** START OF Supplied records **
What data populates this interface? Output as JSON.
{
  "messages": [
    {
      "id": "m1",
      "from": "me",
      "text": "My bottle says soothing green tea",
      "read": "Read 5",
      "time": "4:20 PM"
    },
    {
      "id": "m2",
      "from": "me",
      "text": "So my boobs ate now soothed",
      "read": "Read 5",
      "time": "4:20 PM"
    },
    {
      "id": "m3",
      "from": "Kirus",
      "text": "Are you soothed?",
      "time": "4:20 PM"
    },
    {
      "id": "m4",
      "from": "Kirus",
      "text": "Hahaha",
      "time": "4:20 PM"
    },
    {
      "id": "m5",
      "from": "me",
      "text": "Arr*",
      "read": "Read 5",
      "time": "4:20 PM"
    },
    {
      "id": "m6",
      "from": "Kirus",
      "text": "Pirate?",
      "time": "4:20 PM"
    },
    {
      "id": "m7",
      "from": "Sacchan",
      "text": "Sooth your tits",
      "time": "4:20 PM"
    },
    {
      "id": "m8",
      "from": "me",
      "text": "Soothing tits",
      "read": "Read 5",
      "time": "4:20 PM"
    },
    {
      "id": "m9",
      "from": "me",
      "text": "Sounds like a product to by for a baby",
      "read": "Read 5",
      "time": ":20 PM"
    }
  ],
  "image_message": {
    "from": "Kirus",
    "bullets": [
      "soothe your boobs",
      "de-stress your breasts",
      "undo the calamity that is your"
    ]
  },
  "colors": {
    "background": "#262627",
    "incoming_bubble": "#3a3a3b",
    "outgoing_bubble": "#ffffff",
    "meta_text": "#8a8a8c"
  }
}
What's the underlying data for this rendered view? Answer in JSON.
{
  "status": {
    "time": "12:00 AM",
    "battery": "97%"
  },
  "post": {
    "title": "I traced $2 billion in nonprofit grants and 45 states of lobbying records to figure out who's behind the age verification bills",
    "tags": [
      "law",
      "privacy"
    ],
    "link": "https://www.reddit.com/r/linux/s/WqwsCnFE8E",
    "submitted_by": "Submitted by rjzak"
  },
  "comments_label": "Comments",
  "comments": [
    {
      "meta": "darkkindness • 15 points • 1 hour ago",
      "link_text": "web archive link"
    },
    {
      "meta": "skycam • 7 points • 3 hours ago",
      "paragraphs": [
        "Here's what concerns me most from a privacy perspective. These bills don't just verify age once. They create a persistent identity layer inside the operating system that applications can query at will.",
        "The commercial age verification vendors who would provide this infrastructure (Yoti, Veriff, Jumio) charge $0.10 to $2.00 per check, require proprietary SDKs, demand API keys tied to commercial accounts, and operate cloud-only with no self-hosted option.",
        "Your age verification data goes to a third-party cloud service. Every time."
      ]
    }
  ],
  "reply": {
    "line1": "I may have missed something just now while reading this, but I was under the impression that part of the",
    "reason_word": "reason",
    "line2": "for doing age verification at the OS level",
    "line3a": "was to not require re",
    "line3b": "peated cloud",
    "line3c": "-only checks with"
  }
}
** END OF Supplied records **
In how many lines of the data does the string "that" appear? Give only the number.

_Expected answer_
3